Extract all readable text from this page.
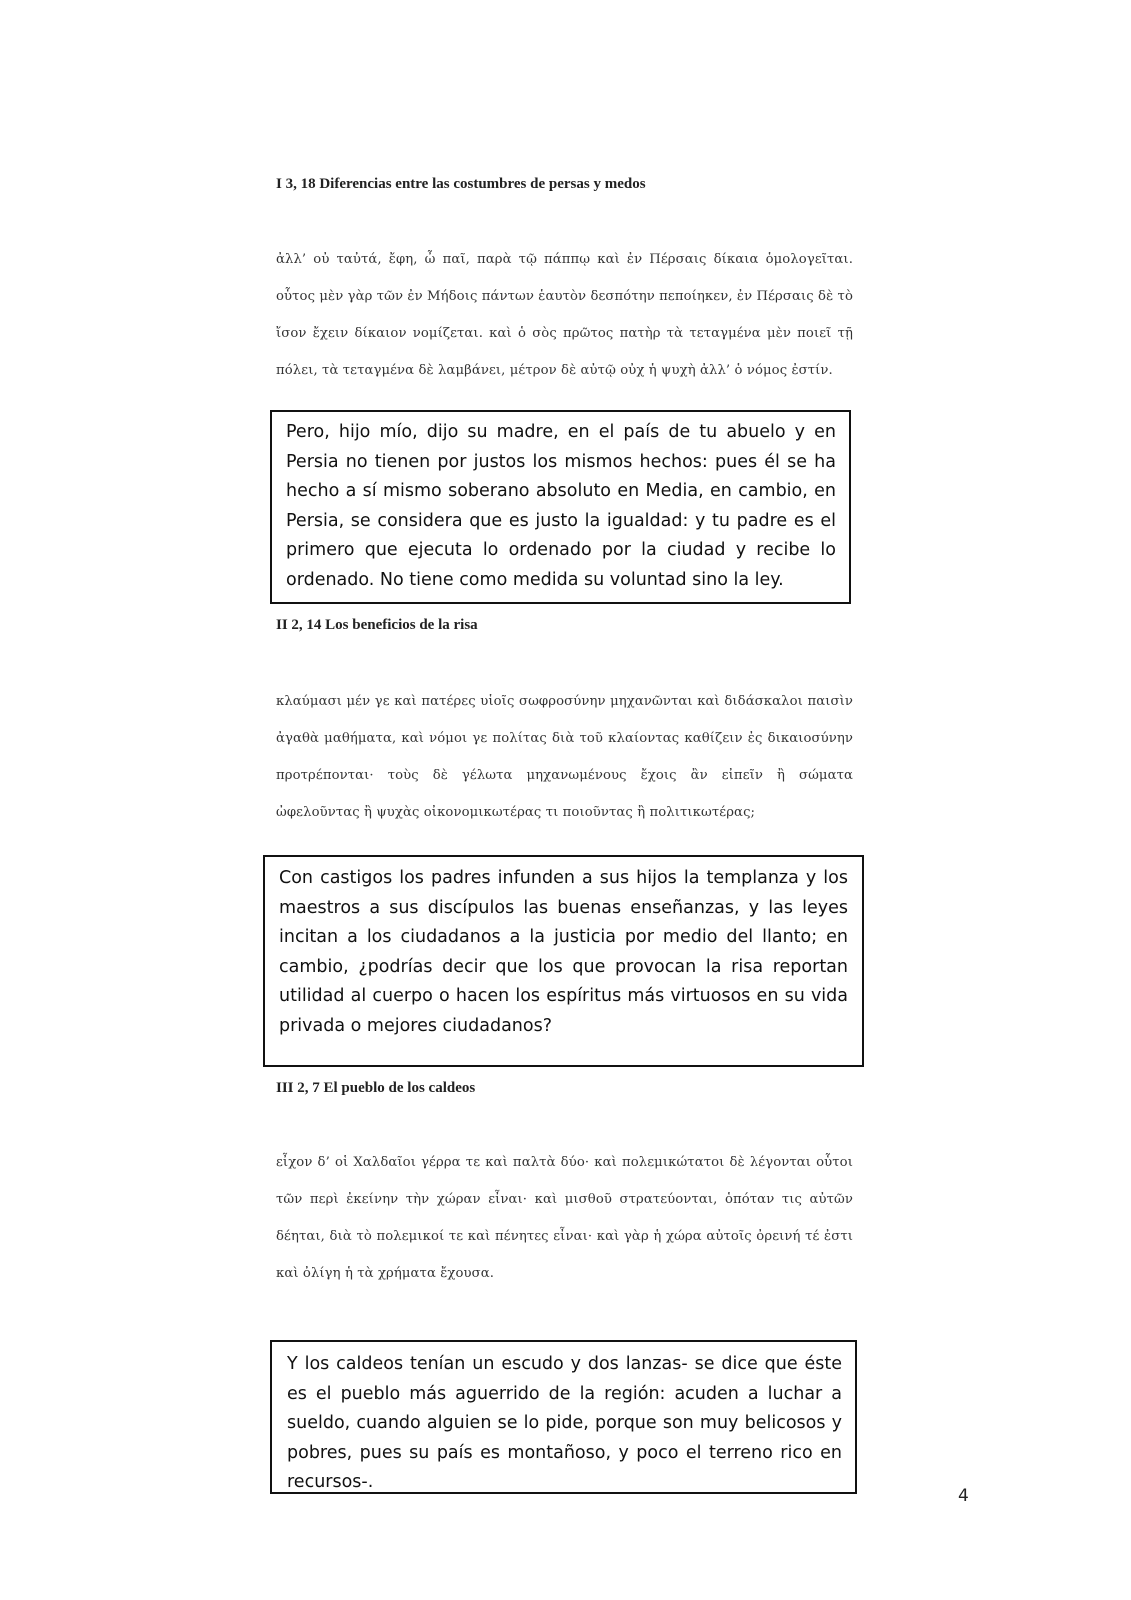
I 3, 18 Diferencias entre las costumbres de persas y medos

ἀλλ’ οὐ ταὐτά, ἔφη, ὦ παῖ, παρὰ τῷ πάππῳ καὶ ἐν Πέρσαις δίκαια ὁμολογεῖται. οὗτος μὲν γὰρ τῶν ἐν Μήδοις πάντων ἑαυτὸν δεσπότην πεποίηκεν, ἐν Πέρσαις δὲ τὸ ἴσον ἔχειν δίκαιον νομίζεται. καὶ ὁ σὸς πρῶτος πατὴρ τὰ τεταγμένα μὲν ποιεῖ τῇ πόλει, τὰ τεταγμένα δὲ λαμβάνει, μέτρον δὲ αὐτῷ οὐχ ἡ ψυχὴ ἀλλ’ ὁ νόμος ἐστίν.

Pero, hijo mío, dijo su madre, en el país de tu abuelo y en Persia no tienen por justos los mismos hechos: pues él se ha hecho a sí mismo soberano absoluto en Media, en cambio, en Persia, se considera que es justo la igualdad: y tu padre es el primero que ejecuta lo ordenado por la ciudad y recibe lo ordenado. No tiene como medida su voluntad sino la ley.

II 2, 14 Los beneficios de la risa

κλαύμασι μέν γε καὶ πατέρες υἱοῖς σωφροσύνην μηχανῶνται καὶ διδάσκαλοι παισὶν ἀγαθὰ μαθήματα, καὶ νόμοι γε πολίτας διὰ τοῦ κλαίοντας καθίζειν ἐς δικαιοσύνην προτρέπονται· τοὺς δὲ γέλωτα μηχανωμένους ἔχοις ἂν εἰπεῖν ἢ σώματα ὠφελοῦντας ἢ ψυχὰς οἰκονομικωτέρας τι ποιοῦντας ἢ πολιτικωτέρας;

Con castigos los padres infunden a sus hijos la templanza y los maestros a sus discípulos las buenas enseñanzas, y las leyes incitan a los ciudadanos a la justicia por medio del llanto; en cambio, ¿podrías decir que los que provocan la risa reportan utilidad al cuerpo o hacen los espíritus más virtuosos en su vida privada o mejores ciudadanos?

III 2, 7 El pueblo de los caldeos

εἶχον δ’ οἱ Χαλδαῖοι γέρρα τε καὶ παλτὰ δύο· καὶ πολεμικώτατοι δὲ λέγονται οὗτοι τῶν περὶ ἐκείνην τὴν χώραν εἶναι· καὶ μισθοῦ στρατεύονται, ὁπόταν τις αὐτῶν δέηται, διὰ τὸ πολεμικοί τε καὶ πένητες εἶναι· καὶ γὰρ ἡ χώρα αὐτοῖς ὀρεινή τέ ἐστι καὶ ὀλίγη ἡ τὰ χρήματα ἔχουσα.

Y los caldeos tenían un escudo y dos lanzas- se dice que éste es el pueblo más aguerrido de la región: acuden a luchar a sueldo, cuando alguien se lo pide, porque son muy belicosos y pobres, pues su país es montañoso, y poco el terreno rico en recursos-.

4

■ TASK STATEMENT: Return every line of the records exactly as given, pictures excluded.

■ SOLUTION TO THE PROBLEM:
Extract all readable text from this page.
I 3, 18 Diferencias entre las costumbres de persas y medos

ἀλλ’ οὐ ταὐτά, ἔφη, ὦ παῖ, παρὰ τῷ πάππῳ καὶ ἐν Πέρσαις δίκαια ὁμολογεῖται. οὗτος μὲν γὰρ τῶν ἐν Μήδοις πάντων ἑαυτὸν δεσπότην πεποίηκεν, ἐν Πέρσαις δὲ τὸ ἴσον ἔχειν δίκαιον νομίζεται. καὶ ὁ σὸς πρῶτος πατὴρ τὰ τεταγμένα μὲν ποιεῖ τῇ πόλει, τὰ τεταγμένα δὲ λαμβάνει, μέτρον δὲ αὐτῷ οὐχ ἡ ψυχὴ ἀλλ’ ὁ νόμος ἐστίν.

Pero, hijo mío, dijo su madre, en el país de tu abuelo y en Persia no tienen por justos los mismos hechos: pues él se ha hecho a sí mismo soberano absoluto en Media, en cambio, en Persia, se considera que es justo la igualdad: y tu padre es el primero que ejecuta lo ordenado por la ciudad y recibe lo ordenado. No tiene como medida su voluntad sino la ley.

II 2, 14 Los beneficios de la risa

κλαύμασι μέν γε καὶ πατέρες υἱοῖς σωφροσύνην μηχανῶνται καὶ διδάσκαλοι παισὶν ἀγαθὰ μαθήματα, καὶ νόμοι γε πολίτας διὰ τοῦ κλαίοντας καθίζειν ἐς δικαιοσύνην προτρέπονται· τοὺς δὲ γέλωτα μηχανωμένους ἔχοις ἂν εἰπεῖν ἢ σώματα ὠφελοῦντας ἢ ψυχὰς οἰκονομικωτέρας τι ποιοῦντας ἢ πολιτικωτέρας;

Con castigos los padres infunden a sus hijos la templanza y los maestros a sus discípulos las buenas enseñanzas, y las leyes incitan a los ciudadanos a la justicia por medio del llanto; en cambio, ¿podrías decir que los que provocan la risa reportan utilidad al cuerpo o hacen los espíritus más virtuosos en su vida privada o mejores ciudadanos?

III 2, 7 El pueblo de los caldeos

εἶχον δ’ οἱ Χαλδαῖοι γέρρα τε καὶ παλτὰ δύο· καὶ πολεμικώτατοι δὲ λέγονται οὗτοι τῶν περὶ ἐκείνην τὴν χώραν εἶναι· καὶ μισθοῦ στρατεύονται, ὁπόταν τις αὐτῶν δέηται, διὰ τὸ πολεμικοί τε καὶ πένητες εἶναι· καὶ γὰρ ἡ χώρα αὐτοῖς ὀρεινή τέ ἐστι καὶ ὀλίγη ἡ τὰ χρήματα ἔχουσα.

Y los caldeos tenían un escudo y dos lanzas- se dice que éste es el pueblo más aguerrido de la región: acuden a luchar a sueldo, cuando alguien se lo pide, porque son muy belicosos y pobres, pues su país es montañoso, y poco el terreno rico en recursos-.

4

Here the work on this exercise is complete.